Task requirements
Give every line below again, exactly.

::::::::

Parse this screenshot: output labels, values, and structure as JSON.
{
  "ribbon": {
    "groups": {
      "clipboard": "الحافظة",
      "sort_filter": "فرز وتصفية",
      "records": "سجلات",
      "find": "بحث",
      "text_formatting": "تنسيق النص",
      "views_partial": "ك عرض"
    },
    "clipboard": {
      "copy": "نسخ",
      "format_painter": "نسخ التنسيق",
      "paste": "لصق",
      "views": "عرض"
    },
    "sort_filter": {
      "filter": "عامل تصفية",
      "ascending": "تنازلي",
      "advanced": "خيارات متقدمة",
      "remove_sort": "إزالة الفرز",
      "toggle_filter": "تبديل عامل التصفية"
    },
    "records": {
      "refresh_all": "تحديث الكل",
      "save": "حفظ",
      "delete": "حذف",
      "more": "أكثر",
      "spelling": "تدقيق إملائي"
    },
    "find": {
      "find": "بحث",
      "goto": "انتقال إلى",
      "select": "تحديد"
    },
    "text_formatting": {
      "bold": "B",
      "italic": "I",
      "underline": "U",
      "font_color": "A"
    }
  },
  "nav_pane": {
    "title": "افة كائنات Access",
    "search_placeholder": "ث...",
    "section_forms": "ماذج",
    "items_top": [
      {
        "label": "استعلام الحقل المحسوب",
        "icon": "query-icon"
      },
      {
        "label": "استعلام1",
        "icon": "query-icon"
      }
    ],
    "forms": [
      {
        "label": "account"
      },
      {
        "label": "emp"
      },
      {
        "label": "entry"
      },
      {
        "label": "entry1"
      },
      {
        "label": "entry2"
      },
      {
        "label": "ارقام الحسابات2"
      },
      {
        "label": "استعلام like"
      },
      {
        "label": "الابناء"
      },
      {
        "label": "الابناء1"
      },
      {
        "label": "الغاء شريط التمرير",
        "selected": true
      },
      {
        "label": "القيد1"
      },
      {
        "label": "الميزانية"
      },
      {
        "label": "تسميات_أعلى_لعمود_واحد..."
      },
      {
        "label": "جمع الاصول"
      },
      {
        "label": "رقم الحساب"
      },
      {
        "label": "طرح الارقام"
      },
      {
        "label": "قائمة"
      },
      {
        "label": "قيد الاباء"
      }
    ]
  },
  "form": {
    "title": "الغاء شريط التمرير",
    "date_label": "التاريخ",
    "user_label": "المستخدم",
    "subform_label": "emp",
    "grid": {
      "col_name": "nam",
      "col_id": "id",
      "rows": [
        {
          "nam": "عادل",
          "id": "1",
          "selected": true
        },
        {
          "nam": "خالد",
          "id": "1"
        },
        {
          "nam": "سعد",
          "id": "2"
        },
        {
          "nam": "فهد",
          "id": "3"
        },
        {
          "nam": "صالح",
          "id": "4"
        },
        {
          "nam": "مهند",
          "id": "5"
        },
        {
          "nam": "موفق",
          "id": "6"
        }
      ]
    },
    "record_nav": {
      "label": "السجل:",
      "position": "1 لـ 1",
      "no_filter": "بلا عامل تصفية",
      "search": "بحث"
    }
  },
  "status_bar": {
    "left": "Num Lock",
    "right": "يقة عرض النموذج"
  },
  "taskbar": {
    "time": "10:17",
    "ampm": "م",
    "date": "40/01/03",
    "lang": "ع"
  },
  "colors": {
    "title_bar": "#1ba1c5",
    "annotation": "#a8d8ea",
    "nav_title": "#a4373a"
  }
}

::::::::

Answer to this task
Parse this screenshot: output labels, values, and structure as JSON.
{
  "ribbon": {
    "groups": {
      "clipboard": "الحافظة",
      "sort_filter": "فرز وتصفية",
      "records": "سجلات",
      "find": "بحث",
      "text_formatting": "تنسيق النص",
      "views_partial": "ك عرض"
    },
    "clipboard": {
      "copy": "نسخ",
      "format_painter": "نسخ التنسيق",
      "paste": "لصق",
      "views": "عرض"
    },
    "sort_filter": {
      "filter": "عامل تصفية",
      "ascending": "تنازلي",
      "advanced": "خيارات متقدمة",
      "remove_sort": "إزالة الفرز",
      "toggle_filter": "تبديل عامل التصفية"
    },
    "records": {
      "refresh_all": "تحديث الكل",
      "save": "حفظ",
      "delete": "حذف",
      "more": "أكثر",
      "spelling": "تدقيق إملائي"
    },
    "find": {
      "find": "بحث",
      "goto": "انتقال إلى",
      "select": "تحديد"
    },
    "text_formatting": {
      "bold": "B",
      "italic": "I",
      "underline": "U",
      "font_color": "A"
    }
  },
  "nav_pane": {
    "title": "افة كائنات Access",
    "search_placeholder": "ث...",
    "section_forms": "ماذج",
    "items_top": [
      {
        "label": "استعلام الحقل المحسوب",
        "icon": "query-icon"
      },
      {
        "label": "استعلام1",
        "icon": "query-icon"
      }
    ],
    "forms": [
      {
        "label": "account"
      },
      {
        "label": "emp"
      },
      {
        "label": "entry"
      },
      {
        "label": "entry1"
      },
      {
        "label": "entry2"
      },
      {
        "label": "ارقام الحسابات2"
      },
      {
        "label": "استعلام like"
      },
      {
        "label": "الابناء"
      },
      {
        "label": "الابناء1"
      },
      {
        "label": "الغاء شريط التمرير",
        "selected": true
      },
      {
        "label": "القيد1"
      },
      {
        "label": "الميزانية"
      },
      {
        "label": "تسميات_أعلى_لعمود_واحد..."
      },
      {
        "label": "جمع الاصول"
      },
      {
        "label": "رقم الحساب"
      },
      {
        "label": "طرح الارقام"
      },
      {
        "label": "قائمة"
      },
      {
        "label": "قيد الاباء"
      }
    ]
  },
  "form": {
    "title": "الغاء شريط التمرير",
    "date_label": "التاريخ",
    "user_label": "المستخدم",
    "subform_label": "emp",
    "grid": {
      "col_name": "nam",
      "col_id": "id",
      "rows": [
        {
          "nam": "عادل",
          "id": "1",
          "selected": true
        },
        {
          "nam": "خالد",
          "id": "1"
        },
        {
          "nam": "سعد",
          "id": "2"
        },
        {
          "nam": "فهد",
          "id": "3"
        },
        {
          "nam": "صالح",
          "id": "4"
        },
        {
          "nam": "مهند",
          "id": "5"
        },
        {
          "nam": "موفق",
          "id": "6"
        }
      ]
    },
    "record_nav": {
      "label": "السجل:",
      "position": "1 لـ 1",
      "no_filter": "بلا عامل تصفية",
      "search": "بحث"
    }
  },
  "status_bar": {
    "left": "Num Lock",
    "right": "يقة عرض النموذج"
  },
  "taskbar": {
    "time": "10:17",
    "ampm": "م",
    "date": "40/01/03",
    "lang": "ع"
  },
  "colors": {
    "title_bar": "#1ba1c5",
    "annotation": "#a8d8ea",
    "nav_title": "#a4373a"
  }
}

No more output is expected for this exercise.